*STATED EXERCISE:*
Nothing should be left out: output all of the entries exactly.

*GIVEN DATA:*
"""

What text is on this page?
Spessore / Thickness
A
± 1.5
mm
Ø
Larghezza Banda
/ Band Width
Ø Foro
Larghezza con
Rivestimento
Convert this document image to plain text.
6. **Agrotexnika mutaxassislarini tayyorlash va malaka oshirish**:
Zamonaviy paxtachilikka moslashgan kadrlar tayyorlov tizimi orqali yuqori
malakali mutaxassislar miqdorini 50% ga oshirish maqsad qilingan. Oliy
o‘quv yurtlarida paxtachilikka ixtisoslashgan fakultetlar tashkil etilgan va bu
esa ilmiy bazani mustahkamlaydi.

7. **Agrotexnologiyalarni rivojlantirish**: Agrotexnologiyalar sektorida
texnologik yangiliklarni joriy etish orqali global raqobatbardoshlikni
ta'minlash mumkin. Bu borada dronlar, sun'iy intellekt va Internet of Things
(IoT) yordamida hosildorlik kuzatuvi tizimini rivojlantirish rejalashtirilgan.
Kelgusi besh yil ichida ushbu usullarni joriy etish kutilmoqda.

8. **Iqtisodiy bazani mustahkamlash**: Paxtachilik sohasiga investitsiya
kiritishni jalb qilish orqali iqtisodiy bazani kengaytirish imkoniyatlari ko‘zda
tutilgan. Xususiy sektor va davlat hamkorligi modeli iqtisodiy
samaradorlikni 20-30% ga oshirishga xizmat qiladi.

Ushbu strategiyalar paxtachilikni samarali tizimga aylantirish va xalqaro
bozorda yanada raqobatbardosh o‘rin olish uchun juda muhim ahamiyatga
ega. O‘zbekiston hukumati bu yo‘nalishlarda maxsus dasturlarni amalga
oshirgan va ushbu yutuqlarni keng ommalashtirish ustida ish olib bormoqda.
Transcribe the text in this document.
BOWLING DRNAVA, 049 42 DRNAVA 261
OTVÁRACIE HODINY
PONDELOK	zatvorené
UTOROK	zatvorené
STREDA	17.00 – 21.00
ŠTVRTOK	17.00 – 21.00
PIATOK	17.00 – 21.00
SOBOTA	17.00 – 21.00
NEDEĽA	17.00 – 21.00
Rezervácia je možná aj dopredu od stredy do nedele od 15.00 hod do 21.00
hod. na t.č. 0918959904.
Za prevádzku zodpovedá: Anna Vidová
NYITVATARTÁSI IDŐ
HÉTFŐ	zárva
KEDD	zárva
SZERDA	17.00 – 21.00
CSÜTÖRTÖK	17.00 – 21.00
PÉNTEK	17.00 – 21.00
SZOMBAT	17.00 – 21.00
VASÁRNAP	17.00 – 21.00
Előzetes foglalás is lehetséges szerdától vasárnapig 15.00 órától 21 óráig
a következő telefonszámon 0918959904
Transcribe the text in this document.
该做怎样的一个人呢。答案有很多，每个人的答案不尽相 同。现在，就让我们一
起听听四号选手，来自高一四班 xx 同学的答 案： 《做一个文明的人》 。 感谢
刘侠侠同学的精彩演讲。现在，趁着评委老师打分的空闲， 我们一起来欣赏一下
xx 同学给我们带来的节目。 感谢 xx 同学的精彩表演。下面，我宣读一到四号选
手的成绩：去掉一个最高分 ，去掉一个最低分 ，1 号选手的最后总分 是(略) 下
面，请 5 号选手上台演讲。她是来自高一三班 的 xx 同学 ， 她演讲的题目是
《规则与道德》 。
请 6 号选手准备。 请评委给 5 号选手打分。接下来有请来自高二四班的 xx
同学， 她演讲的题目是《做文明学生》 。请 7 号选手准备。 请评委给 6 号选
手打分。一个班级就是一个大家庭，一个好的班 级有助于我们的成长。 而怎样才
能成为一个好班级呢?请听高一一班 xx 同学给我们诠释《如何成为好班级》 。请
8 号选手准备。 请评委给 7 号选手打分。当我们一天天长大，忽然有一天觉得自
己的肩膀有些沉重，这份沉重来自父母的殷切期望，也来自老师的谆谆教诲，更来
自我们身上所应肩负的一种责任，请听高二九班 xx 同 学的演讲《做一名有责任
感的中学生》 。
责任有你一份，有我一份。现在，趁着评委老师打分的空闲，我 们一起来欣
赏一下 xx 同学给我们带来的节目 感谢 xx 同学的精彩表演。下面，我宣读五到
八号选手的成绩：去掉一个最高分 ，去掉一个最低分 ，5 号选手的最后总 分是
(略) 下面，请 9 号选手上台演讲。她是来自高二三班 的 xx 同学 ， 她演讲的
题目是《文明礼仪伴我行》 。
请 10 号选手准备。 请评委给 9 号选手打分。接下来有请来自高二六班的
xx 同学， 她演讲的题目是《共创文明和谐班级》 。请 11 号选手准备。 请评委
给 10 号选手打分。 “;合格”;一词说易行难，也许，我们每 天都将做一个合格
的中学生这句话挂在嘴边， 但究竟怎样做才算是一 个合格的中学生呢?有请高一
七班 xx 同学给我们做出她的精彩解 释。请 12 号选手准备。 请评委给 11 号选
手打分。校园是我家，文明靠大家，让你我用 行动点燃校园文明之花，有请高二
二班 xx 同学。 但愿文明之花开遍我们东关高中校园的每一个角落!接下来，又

"""

*EXPECTED OUTPUT:*
What text is on this page?
Spessore / Thickness
A
± 1.5
mm
Ø
Larghezza Banda
/ Band Width
Ø Foro
Larghezza con
Rivestimento
Convert this document image to plain text.
6. **Agrotexnika mutaxassislarini tayyorlash va malaka oshirish**:
Zamonaviy paxtachilikka moslashgan kadrlar tayyorlov tizimi orqali yuqori
malakali mutaxassislar miqdorini 50% ga oshirish maqsad qilingan. Oliy
o‘quv yurtlarida paxtachilikka ixtisoslashgan fakultetlar tashkil etilgan va bu
esa ilmiy bazani mustahkamlaydi.

7. **Agrotexnologiyalarni rivojlantirish**: Agrotexnologiyalar sektorida
texnologik yangiliklarni joriy etish orqali global raqobatbardoshlikni
ta'minlash mumkin. Bu borada dronlar, sun'iy intellekt va Internet of Things
(IoT) yordamida hosildorlik kuzatuvi tizimini rivojlantirish rejalashtirilgan.
Kelgusi besh yil ichida ushbu usullarni joriy etish kutilmoqda.

8. **Iqtisodiy bazani mustahkamlash**: Paxtachilik sohasiga investitsiya
kiritishni jalb qilish orqali iqtisodiy bazani kengaytirish imkoniyatlari ko‘zda
tutilgan. Xususiy sektor va davlat hamkorligi modeli iqtisodiy
samaradorlikni 20-30% ga oshirishga xizmat qiladi.

Ushbu strategiyalar paxtachilikni samarali tizimga aylantirish va xalqaro
bozorda yanada raqobatbardosh o‘rin olish uchun juda muhim ahamiyatga
ega. O‘zbekiston hukumati bu yo‘nalishlarda maxsus dasturlarni amalga
oshirgan va ushbu yutuqlarni keng ommalashtirish ustida ish olib bormoqda.
Transcribe the text in this document.
BOWLING DRNAVA, 049 42 DRNAVA 261
OTVÁRACIE HODINY
PONDELOK	zatvorené
UTOROK	zatvorené
STREDA	17.00 – 21.00
ŠTVRTOK	17.00 – 21.00
PIATOK	17.00 – 21.00
SOBOTA	17.00 – 21.00
NEDEĽA	17.00 – 21.00
Rezervácia je možná aj dopredu od stredy do nedele od 15.00 hod do 21.00
hod. na t.č. 0918959904.
Za prevádzku zodpovedá: Anna Vidová
NYITVATARTÁSI IDŐ
HÉTFŐ	zárva
KEDD	zárva
SZERDA	17.00 – 21.00
CSÜTÖRTÖK	17.00 – 21.00
PÉNTEK	17.00 – 21.00
SZOMBAT	17.00 – 21.00
VASÁRNAP	17.00 – 21.00
Előzetes foglalás is lehetséges szerdától vasárnapig 15.00 órától 21 óráig
a következő telefonszámon 0918959904
Transcribe the text in this document.
该做怎样的一个人呢。答案有很多，每个人的答案不尽相 同。现在，就让我们一
起听听四号选手，来自高一四班 xx 同学的答 案： 《做一个文明的人》 。 感谢
刘侠侠同学的精彩演讲。现在，趁着评委老师打分的空闲， 我们一起来欣赏一下
xx 同学给我们带来的节目。 感谢 xx 同学的精彩表演。下面，我宣读一到四号选
手的成绩：去掉一个最高分 ，去掉一个最低分 ，1 号选手的最后总分 是(略) 下
面，请 5 号选手上台演讲。她是来自高一三班 的 xx 同学 ， 她演讲的题目是
《规则与道德》 。
请 6 号选手准备。 请评委给 5 号选手打分。接下来有请来自高二四班的 xx
同学， 她演讲的题目是《做文明学生》 。请 7 号选手准备。 请评委给 6 号选
手打分。一个班级就是一个大家庭，一个好的班 级有助于我们的成长。 而怎样才
能成为一个好班级呢?请听高一一班 xx 同学给我们诠释《如何成为好班级》 。请
8 号选手准备。 请评委给 7 号选手打分。当我们一天天长大，忽然有一天觉得自
己的肩膀有些沉重，这份沉重来自父母的殷切期望，也来自老师的谆谆教诲，更来
自我们身上所应肩负的一种责任，请听高二九班 xx 同 学的演讲《做一名有责任
感的中学生》 。
责任有你一份，有我一份。现在，趁着评委老师打分的空闲，我 们一起来欣
赏一下 xx 同学给我们带来的节目 感谢 xx 同学的精彩表演。下面，我宣读五到
八号选手的成绩：去掉一个最高分 ，去掉一个最低分 ，5 号选手的最后总 分是
(略) 下面，请 9 号选手上台演讲。她是来自高二三班 的 xx 同学 ， 她演讲的
题目是《文明礼仪伴我行》 。
请 10 号选手准备。 请评委给 9 号选手打分。接下来有请来自高二六班的
xx 同学， 她演讲的题目是《共创文明和谐班级》 。请 11 号选手准备。 请评委
给 10 号选手打分。 “;合格”;一词说易行难，也许，我们每 天都将做一个合格
的中学生这句话挂在嘴边， 但究竟怎样做才算是一 个合格的中学生呢?有请高一
七班 xx 同学给我们做出她的精彩解 释。请 12 号选手准备。 请评委给 11 号选
手打分。校园是我家，文明靠大家，让你我用 行动点燃校园文明之花，有请高二
二班 xx 同学。 但愿文明之花开遍我们东关高中校园的每一个角落!接下来，又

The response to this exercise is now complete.